Teks Bacaan:
______

Hasil penelitian menunjukkan bahwa ikan dapat belajar suara-suara baru dan mengingatnya beberapa jam kemudian, menghapus mitos memori-tiga-detik ikan, ujar Steve.

Salah satu kolaborator Steve, Dr Mark Meekan, menambahkan: Ini juga menunjukkan bahwa bayi ikan dapat membedakan suara, dan berdasarkan pengalaman mereka, menjadi tertarik pada suara yang telah mengganggu prilaku mereka pada saat malam terpenting dalam hidup mereka.

Dalam lingkungan yang berisik, perombakan prilaku alami dapat berdampak buruk pada suksenya populasi dan regenerasi stok ikan di masa mendatang.

Steve menambahkan bahwa: Suara yang dihasilkan kegiatan manusia telah meningkat secara dramatis dalam beberapa tahun kebelakang, sebab perahu mesin kecil, pelayaran, pengeboran, tongkang dan konstruksi laut, dan pengujian seismik yang ada saat ini bisa menyamarkan suara ikan dan petikan capit udang. Jika ikan tidak sengaja mengikuti suara yang salah, pemberhentian akhir mereka bisa jadi dekat dengan daerah konstruksi atau mengikuti arah kapal ke laut lepas.

______

Data yang Diberikan:
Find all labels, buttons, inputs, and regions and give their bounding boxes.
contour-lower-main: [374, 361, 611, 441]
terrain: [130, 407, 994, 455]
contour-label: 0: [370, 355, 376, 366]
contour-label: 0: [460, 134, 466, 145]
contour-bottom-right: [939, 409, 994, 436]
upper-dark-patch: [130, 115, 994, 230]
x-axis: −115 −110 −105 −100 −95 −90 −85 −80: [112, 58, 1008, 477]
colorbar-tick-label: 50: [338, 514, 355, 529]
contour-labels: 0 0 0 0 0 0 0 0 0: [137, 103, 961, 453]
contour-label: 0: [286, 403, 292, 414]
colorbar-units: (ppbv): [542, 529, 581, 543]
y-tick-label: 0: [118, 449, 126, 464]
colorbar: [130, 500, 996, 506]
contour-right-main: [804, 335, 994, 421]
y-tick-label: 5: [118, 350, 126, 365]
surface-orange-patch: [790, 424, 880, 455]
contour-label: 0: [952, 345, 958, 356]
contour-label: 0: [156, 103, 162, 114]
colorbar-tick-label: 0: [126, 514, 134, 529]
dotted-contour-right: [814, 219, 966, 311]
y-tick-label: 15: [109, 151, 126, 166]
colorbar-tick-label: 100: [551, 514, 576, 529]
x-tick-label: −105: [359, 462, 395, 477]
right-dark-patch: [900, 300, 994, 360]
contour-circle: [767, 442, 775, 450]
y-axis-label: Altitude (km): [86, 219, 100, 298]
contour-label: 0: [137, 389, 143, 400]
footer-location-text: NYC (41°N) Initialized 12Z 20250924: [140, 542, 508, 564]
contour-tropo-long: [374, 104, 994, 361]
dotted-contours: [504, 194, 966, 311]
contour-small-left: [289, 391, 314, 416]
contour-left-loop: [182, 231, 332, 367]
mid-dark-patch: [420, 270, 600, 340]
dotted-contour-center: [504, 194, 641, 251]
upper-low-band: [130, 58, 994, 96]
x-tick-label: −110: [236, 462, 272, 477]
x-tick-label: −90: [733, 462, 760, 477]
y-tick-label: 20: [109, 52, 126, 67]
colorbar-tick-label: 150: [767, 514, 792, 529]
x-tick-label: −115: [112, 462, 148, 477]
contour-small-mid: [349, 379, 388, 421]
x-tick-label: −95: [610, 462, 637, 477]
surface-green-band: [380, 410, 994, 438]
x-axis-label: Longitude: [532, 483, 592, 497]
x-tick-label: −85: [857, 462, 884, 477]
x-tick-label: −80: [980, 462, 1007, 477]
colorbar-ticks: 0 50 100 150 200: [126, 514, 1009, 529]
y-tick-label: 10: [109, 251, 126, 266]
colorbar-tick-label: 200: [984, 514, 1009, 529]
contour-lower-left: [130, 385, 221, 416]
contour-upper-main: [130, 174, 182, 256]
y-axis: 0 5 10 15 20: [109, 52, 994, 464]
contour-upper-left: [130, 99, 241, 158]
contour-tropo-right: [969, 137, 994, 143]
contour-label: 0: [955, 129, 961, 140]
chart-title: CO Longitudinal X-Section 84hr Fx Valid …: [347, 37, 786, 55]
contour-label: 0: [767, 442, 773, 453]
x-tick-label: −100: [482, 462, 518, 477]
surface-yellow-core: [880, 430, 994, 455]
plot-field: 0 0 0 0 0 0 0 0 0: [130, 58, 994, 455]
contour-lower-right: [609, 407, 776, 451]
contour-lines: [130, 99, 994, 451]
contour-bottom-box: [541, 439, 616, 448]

______

Daftar Tugas:
a – Menurut teks tentang ikan dan suara, mitos apa yang dihapus oleh hasil penelitian itu?
b – Salin ulang sebagian teks tentang ikan dan suara tanpa perubahan. Mulailah pada kata-kata "Salah satu kolaborator" dan berhentilah setelah kata-kata "ke laut lepas.".

Kunci Jawaban:
a – Mitos memori-tiga-detik ikan.

b –
Salah satu kolaborator Steve, Dr Mark Meekan, menambahkan: Ini juga menunjukkan bahwa bayi ikan dapat membedakan suara, dan berdasarkan pengalaman mereka, menjadi tertarik pada suara yang telah mengganggu prilaku mereka pada saat malam terpenting dalam hidup mereka.

Dalam lingkungan yang berisik, perombakan prilaku alami dapat berdampak buruk pada suksenya populasi dan regenerasi stok ikan di masa mendatang.

Steve menambahkan bahwa: Suara yang dihasilkan kegiatan manusia telah meningkat secara dramatis dalam beberapa tahun kebelakang, sebab perahu mesin kecil, pelayaran, pengeboran, tongkang dan konstruksi laut, dan pengujian seismik yang ada saat ini bisa menyamarkan suara ikan dan petikan capit udang. Jika ikan tidak sengaja mengikuti suara yang salah, pemberhentian akhir mereka bisa jadi dekat dengan daerah konstruksi atau mengikuti arah kapal ke laut lepas.